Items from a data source
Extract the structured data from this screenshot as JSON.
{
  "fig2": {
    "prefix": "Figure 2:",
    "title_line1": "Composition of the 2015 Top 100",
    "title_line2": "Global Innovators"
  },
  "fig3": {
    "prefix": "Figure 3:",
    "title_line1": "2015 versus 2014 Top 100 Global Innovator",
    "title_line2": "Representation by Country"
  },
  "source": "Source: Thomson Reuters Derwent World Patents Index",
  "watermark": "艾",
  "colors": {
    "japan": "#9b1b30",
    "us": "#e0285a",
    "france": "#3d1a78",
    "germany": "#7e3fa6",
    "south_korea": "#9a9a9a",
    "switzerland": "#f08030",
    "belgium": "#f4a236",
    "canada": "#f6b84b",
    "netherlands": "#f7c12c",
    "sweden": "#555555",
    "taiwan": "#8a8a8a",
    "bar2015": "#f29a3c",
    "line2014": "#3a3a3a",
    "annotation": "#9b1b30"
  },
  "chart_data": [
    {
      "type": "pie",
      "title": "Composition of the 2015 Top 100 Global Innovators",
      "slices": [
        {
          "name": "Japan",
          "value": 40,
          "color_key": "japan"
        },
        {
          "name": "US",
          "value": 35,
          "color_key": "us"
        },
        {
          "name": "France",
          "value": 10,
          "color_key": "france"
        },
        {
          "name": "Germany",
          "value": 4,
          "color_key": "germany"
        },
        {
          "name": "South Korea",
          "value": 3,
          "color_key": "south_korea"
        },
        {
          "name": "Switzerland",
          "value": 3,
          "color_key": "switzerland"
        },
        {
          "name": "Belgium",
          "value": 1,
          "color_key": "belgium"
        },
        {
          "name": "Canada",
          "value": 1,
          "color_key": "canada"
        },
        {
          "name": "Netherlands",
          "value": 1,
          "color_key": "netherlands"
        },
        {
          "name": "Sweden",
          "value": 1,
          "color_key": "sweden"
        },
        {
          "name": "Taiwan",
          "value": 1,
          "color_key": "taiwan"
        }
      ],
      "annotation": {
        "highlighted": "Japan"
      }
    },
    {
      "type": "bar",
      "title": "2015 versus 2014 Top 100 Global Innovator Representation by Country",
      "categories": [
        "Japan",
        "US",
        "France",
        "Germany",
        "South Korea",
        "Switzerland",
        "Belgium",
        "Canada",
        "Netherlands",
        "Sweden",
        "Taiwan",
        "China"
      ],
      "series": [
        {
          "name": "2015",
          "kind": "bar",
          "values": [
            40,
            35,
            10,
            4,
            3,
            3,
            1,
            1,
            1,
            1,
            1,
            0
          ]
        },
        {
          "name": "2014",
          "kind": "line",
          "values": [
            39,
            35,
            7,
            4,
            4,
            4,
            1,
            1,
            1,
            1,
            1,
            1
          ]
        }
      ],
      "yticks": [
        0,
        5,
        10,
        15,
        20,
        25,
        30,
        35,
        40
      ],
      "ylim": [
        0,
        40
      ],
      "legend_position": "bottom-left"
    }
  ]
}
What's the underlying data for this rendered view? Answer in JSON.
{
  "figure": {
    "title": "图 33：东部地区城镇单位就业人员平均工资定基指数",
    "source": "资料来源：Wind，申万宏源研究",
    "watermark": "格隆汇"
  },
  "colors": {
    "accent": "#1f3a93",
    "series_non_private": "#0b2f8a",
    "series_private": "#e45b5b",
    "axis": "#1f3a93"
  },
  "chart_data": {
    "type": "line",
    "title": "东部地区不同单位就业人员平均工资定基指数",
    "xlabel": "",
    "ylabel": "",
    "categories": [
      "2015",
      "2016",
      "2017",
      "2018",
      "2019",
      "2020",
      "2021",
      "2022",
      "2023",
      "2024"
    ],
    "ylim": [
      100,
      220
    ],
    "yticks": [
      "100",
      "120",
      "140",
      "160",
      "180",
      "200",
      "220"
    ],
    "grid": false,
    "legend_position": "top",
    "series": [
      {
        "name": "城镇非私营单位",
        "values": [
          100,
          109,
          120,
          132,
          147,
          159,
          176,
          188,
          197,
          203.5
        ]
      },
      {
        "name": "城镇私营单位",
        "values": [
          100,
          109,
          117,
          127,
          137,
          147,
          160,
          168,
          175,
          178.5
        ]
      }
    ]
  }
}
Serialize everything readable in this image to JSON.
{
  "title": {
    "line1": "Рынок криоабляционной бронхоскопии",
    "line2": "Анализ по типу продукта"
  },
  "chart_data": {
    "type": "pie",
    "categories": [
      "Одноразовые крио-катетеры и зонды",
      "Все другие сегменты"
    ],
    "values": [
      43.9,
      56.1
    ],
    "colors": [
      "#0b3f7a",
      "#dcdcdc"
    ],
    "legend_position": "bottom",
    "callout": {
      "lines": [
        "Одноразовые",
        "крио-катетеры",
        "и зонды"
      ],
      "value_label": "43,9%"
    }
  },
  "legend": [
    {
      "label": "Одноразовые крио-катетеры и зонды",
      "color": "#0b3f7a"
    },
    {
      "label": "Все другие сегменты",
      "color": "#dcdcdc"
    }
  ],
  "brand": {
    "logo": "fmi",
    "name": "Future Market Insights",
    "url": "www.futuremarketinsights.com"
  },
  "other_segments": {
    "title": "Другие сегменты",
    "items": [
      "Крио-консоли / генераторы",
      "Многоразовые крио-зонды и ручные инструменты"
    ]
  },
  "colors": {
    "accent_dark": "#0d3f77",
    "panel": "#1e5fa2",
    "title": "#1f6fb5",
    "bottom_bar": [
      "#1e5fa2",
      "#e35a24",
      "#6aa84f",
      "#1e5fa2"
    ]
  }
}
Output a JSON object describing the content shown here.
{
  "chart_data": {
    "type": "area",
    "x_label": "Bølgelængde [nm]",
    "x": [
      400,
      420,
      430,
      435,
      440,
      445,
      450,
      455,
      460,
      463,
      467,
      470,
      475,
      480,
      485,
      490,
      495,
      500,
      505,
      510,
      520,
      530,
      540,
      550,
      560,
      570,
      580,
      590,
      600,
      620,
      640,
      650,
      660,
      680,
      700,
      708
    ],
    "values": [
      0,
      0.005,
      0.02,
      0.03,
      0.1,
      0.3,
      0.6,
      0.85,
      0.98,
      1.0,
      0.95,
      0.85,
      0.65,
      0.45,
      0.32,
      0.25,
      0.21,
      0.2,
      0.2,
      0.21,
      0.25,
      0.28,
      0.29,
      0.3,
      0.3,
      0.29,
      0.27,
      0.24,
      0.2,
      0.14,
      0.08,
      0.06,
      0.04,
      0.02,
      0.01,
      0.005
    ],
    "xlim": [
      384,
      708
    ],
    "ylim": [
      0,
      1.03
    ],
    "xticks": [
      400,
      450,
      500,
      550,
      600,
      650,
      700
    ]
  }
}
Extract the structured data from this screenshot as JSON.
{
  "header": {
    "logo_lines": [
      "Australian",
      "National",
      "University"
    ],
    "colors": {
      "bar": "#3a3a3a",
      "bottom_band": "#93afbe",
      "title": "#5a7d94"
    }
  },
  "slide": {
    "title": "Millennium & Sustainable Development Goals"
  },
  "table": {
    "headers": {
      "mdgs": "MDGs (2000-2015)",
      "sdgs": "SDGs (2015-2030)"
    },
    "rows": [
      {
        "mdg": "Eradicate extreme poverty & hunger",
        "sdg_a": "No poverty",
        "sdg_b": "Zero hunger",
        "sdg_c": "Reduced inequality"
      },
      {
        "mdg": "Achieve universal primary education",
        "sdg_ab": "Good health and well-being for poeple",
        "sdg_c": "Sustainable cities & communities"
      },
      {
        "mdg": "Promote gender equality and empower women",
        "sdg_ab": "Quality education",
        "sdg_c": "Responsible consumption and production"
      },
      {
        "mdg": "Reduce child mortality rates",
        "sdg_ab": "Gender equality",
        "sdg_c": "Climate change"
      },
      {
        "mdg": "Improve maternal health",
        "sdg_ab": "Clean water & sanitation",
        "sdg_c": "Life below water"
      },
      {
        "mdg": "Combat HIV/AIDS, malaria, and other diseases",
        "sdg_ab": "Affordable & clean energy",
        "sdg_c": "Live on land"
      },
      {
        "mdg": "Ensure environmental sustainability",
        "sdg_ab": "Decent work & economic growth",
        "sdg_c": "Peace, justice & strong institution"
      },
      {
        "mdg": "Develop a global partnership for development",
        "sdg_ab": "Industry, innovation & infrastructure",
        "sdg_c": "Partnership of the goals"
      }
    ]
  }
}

**Written exercise**: Select every line of the records holding the string "Representation".

**Exercise output**:
    "title_line2": "Representation by Country"
      "title": "2015 versus 2014 Top 100 Global Innovator Representation by Country",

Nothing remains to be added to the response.